• TO BE DONE: Make an exact copy of all the entries below, with the pictures left out.

• DATASET:
● ● ● ●
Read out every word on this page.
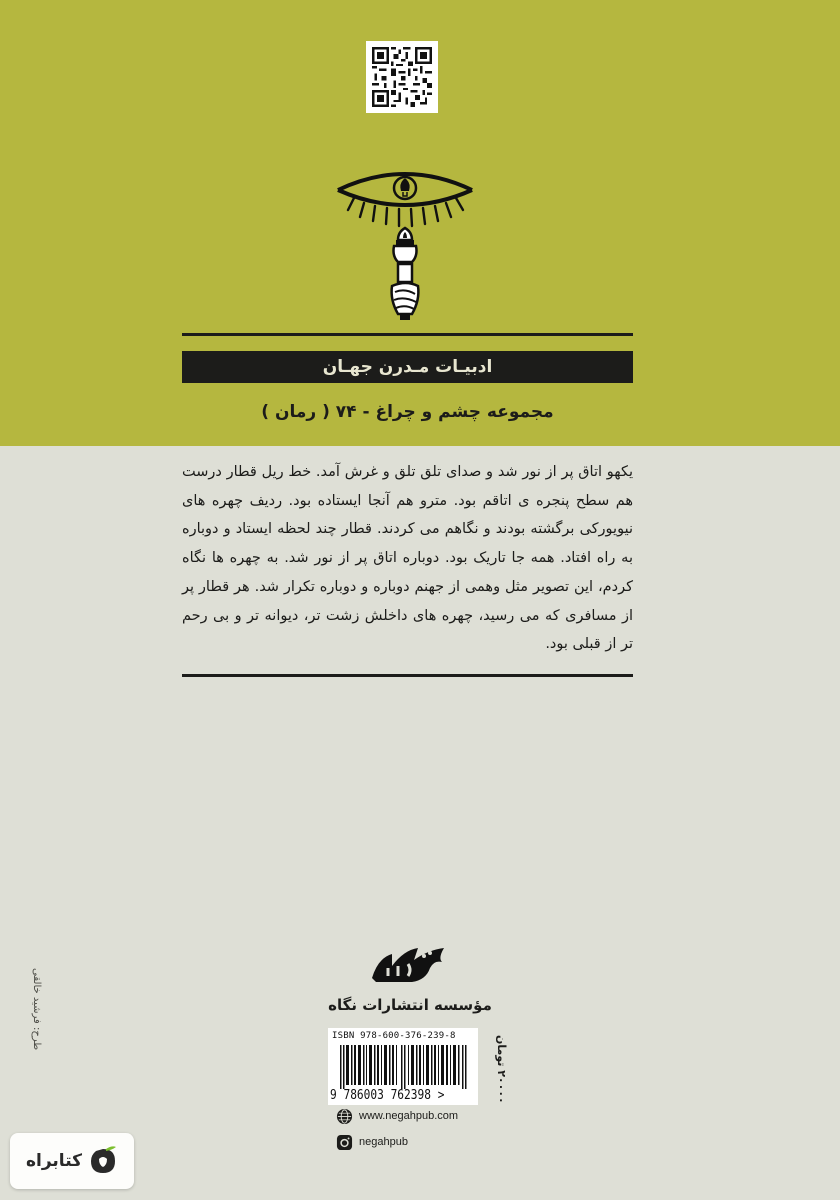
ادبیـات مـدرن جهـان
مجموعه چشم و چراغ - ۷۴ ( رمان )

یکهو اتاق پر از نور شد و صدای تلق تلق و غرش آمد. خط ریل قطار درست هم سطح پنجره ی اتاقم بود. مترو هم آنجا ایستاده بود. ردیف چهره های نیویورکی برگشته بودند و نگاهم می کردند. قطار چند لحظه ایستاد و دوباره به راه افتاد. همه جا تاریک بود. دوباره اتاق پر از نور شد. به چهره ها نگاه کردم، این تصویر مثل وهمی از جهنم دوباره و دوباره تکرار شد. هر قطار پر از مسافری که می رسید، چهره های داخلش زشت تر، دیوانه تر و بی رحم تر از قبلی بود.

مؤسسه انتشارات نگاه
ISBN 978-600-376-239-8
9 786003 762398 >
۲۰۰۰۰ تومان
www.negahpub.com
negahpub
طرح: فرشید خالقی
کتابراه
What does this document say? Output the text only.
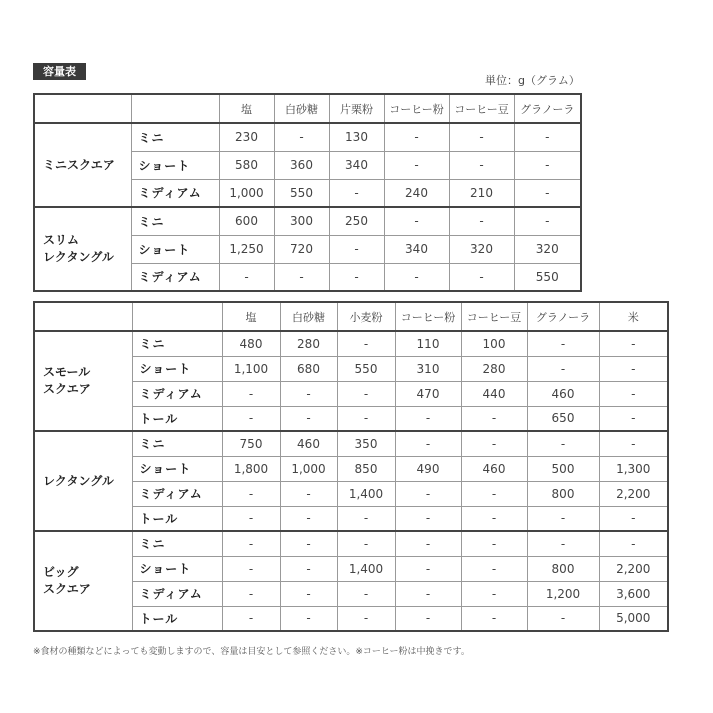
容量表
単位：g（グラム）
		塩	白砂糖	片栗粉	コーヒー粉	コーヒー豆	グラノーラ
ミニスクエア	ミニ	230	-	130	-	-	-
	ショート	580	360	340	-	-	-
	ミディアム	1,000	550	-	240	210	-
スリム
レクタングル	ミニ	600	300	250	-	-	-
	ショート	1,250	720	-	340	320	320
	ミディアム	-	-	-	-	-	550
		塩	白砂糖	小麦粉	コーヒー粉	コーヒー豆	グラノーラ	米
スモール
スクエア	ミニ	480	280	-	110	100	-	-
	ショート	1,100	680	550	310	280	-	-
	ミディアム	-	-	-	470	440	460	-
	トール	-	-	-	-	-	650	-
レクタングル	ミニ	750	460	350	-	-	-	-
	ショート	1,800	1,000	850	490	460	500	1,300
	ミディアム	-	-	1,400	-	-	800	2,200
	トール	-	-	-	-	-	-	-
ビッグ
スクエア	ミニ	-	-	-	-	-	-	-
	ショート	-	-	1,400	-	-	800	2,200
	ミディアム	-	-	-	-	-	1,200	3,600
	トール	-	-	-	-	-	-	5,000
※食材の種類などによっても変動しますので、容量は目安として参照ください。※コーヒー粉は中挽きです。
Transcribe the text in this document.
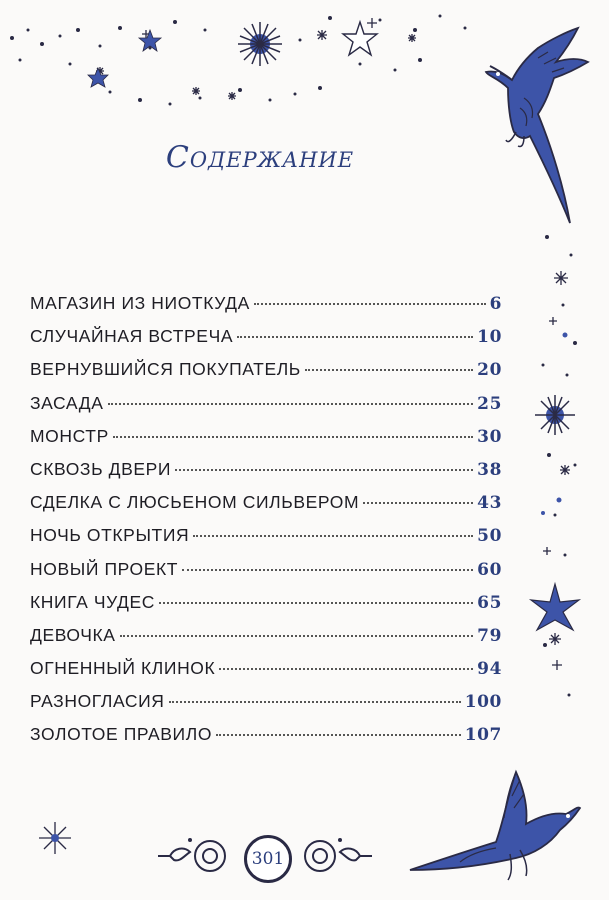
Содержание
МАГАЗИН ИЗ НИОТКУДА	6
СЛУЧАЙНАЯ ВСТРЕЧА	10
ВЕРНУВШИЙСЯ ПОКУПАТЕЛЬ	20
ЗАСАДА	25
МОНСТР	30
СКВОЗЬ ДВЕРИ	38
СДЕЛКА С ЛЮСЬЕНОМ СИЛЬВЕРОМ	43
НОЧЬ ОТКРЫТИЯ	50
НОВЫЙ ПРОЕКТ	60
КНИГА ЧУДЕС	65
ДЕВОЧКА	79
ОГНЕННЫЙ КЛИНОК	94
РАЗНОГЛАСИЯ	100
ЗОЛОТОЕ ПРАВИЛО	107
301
● ● ● ●
• FINISHED ANSWER:
Read out every word on this page.
ادبیـات مـدرن جهـان
مجموعه چشم و چراغ - ۷۴ ( رمان )

یکهو اتاق پر از نور شد و صدای تلق تلق و غرش آمد. خط ریل قطار درست هم سطح پنجره ی اتاقم بود. مترو هم آنجا ایستاده بود. ردیف چهره های نیویورکی برگشته بودند و نگاهم می کردند. قطار چند لحظه ایستاد و دوباره به راه افتاد. همه جا تاریک بود. دوباره اتاق پر از نور شد. به چهره ها نگاه کردم، این تصویر مثل وهمی از جهنم دوباره و دوباره تکرار شد. هر قطار پر از مسافری که می رسید، چهره های داخلش زشت تر، دیوانه تر و بی رحم تر از قبلی بود.

مؤسسه انتشارات نگاه
ISBN 978-600-376-239-8
9 786003 762398 >
۲۰۰۰۰ تومان
www.negahpub.com
negahpub
طرح: فرشید خالقی
کتابراه
What does this document say? Output the text only.
容量表
単位：g（グラム）
		塩	白砂糖	片栗粉	コーヒー粉	コーヒー豆	グラノーラ
ミニスクエア	ミニ	230	-	130	-	-	-
	ショート	580	360	340	-	-	-
	ミディアム	1,000	550	-	240	210	-
スリム
レクタングル	ミニ	600	300	250	-	-	-
	ショート	1,250	720	-	340	320	320
	ミディアム	-	-	-	-	-	550
		塩	白砂糖	小麦粉	コーヒー粉	コーヒー豆	グラノーラ	米
スモール
スクエア	ミニ	480	280	-	110	100	-	-
	ショート	1,100	680	550	310	280	-	-
	ミディアム	-	-	-	470	440	460	-
	トール	-	-	-	-	-	650	-
レクタングル	ミニ	750	460	350	-	-	-	-
	ショート	1,800	1,000	850	490	460	500	1,300
	ミディアム	-	-	1,400	-	-	800	2,200
	トール	-	-	-	-	-	-	-
ビッグ
スクエア	ミニ	-	-	-	-	-	-	-
	ショート	-	-	1,400	-	-	800	2,200
	ミディアム	-	-	-	-	-	1,200	3,600
	トール	-	-	-	-	-	-	5,000
※食材の種類などによっても変動しますので、容量は目安として参照ください。※コーヒー粉は中挽きです。
Transcribe the text in this document.
Содержание
МАГАЗИН ИЗ НИОТКУДА	6
СЛУЧАЙНАЯ ВСТРЕЧА	10
ВЕРНУВШИЙСЯ ПОКУПАТЕЛЬ	20
ЗАСАДА	25
МОНСТР	30
СКВОЗЬ ДВЕРИ	38
СДЕЛКА С ЛЮСЬЕНОМ СИЛЬВЕРОМ	43
НОЧЬ ОТКРЫТИЯ	50
НОВЫЙ ПРОЕКТ	60
КНИГА ЧУДЕС	65
ДЕВОЧКА	79
ОГНЕННЫЙ КЛИНОК	94
РАЗНОГЛАСИЯ	100
ЗОЛОТОЕ ПРАВИЛО	107
301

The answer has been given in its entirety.